[Data records]

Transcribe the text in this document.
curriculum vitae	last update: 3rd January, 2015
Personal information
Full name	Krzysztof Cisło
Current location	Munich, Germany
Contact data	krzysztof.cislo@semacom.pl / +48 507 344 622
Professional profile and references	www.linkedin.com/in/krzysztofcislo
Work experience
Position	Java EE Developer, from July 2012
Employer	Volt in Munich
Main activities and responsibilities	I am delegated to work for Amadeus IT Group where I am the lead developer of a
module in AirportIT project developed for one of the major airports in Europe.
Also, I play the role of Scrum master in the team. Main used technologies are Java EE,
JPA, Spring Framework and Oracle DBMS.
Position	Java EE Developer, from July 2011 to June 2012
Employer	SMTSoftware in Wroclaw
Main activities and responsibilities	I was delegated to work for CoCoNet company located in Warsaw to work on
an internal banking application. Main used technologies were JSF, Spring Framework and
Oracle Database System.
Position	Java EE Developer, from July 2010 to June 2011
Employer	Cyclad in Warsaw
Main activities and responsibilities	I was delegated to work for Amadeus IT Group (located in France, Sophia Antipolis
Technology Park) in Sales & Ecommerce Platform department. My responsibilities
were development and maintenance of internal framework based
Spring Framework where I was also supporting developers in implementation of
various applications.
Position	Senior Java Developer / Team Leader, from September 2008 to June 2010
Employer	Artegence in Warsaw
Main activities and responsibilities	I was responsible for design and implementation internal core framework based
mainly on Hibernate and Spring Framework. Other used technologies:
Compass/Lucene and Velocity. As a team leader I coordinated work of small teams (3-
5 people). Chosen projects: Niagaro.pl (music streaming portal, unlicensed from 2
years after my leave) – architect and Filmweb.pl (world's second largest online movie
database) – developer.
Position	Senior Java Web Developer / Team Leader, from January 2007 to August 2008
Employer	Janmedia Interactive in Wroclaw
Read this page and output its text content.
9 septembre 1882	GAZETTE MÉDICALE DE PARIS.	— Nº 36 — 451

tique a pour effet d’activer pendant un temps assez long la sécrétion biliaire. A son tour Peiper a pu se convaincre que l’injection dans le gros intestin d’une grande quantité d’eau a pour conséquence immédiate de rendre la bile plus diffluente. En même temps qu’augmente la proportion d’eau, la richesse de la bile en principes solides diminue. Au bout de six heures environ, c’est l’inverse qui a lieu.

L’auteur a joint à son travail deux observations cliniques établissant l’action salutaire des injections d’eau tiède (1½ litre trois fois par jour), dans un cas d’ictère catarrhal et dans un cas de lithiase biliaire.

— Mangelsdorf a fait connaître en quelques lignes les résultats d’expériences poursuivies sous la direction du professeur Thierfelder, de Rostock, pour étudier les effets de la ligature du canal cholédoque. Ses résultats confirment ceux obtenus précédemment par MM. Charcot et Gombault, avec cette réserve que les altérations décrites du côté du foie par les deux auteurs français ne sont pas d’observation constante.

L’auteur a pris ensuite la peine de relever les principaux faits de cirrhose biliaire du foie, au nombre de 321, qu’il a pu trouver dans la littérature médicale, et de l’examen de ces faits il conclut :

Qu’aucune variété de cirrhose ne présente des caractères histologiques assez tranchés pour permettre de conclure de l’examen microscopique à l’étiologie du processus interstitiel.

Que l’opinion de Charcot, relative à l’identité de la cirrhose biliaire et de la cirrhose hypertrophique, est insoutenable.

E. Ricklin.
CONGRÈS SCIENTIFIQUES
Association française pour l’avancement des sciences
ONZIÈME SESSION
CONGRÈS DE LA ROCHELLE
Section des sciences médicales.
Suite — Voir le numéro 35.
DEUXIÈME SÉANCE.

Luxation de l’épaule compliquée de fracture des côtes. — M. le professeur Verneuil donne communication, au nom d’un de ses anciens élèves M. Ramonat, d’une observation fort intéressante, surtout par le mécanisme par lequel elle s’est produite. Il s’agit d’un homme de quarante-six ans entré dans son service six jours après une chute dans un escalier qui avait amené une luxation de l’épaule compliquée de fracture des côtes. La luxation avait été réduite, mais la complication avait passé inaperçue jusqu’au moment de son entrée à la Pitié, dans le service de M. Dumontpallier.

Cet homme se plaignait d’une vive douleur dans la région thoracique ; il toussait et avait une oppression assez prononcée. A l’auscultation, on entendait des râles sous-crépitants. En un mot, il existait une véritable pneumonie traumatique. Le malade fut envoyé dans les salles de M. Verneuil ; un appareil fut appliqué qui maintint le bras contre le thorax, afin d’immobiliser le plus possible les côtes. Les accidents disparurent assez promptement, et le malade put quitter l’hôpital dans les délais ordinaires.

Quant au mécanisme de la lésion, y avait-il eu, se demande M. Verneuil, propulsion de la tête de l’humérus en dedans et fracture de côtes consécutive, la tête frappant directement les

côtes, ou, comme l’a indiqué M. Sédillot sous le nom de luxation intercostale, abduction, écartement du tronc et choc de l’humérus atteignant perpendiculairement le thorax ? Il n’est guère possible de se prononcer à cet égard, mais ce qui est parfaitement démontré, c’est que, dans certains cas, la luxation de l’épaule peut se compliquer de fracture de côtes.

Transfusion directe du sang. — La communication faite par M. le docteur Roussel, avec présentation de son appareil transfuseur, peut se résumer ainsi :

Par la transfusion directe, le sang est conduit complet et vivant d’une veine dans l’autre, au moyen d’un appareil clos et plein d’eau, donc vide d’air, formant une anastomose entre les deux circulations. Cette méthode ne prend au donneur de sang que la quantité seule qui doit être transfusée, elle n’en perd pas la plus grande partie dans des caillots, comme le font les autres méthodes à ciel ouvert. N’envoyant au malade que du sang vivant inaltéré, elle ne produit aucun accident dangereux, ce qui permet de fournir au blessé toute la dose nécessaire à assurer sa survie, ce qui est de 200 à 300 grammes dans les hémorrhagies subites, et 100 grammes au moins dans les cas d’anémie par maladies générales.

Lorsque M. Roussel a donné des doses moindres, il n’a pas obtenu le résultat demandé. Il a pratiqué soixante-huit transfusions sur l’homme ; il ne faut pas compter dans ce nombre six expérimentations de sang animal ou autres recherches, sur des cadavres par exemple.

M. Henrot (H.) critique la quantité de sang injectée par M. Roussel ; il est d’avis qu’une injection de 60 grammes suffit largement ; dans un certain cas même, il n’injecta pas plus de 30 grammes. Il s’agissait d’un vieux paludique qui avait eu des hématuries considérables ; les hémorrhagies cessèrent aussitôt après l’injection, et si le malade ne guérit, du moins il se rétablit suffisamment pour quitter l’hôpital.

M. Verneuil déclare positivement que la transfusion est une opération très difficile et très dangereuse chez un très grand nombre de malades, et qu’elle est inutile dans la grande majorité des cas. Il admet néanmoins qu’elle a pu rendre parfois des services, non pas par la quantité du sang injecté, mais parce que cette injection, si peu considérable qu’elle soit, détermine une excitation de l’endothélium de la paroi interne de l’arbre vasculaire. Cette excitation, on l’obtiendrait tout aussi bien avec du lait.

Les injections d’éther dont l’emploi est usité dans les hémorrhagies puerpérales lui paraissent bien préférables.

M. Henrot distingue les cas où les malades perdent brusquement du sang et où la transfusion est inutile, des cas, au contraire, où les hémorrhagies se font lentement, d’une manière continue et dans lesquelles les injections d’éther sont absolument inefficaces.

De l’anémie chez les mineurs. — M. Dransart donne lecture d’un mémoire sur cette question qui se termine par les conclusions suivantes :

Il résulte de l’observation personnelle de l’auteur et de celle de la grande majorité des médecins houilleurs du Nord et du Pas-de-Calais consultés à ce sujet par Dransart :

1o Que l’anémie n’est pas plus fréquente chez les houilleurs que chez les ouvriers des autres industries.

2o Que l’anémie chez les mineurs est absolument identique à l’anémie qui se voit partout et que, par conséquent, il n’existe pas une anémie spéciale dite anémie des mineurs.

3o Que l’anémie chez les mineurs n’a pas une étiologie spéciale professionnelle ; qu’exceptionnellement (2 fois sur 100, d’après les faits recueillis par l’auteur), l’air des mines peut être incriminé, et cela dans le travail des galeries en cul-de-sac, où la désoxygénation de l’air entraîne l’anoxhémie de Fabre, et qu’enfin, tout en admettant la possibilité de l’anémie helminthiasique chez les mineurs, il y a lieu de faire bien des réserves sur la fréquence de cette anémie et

Instructions to follow> Return every line above in which the string "éther" occurs.

Full answer>
Les injections d’éther dont l’emploi est usité dans les hémorrhagies puerpérales lui paraissent bien préférables.
M. Henrot distingue les cas où les malades perdent brusquement du sang et où la transfusion est inutile, des cas, au contraire, où les hémorrhagies se font lentement, d’une manière continue et dans lesquelles les injections d’éther sont absolument inefficaces.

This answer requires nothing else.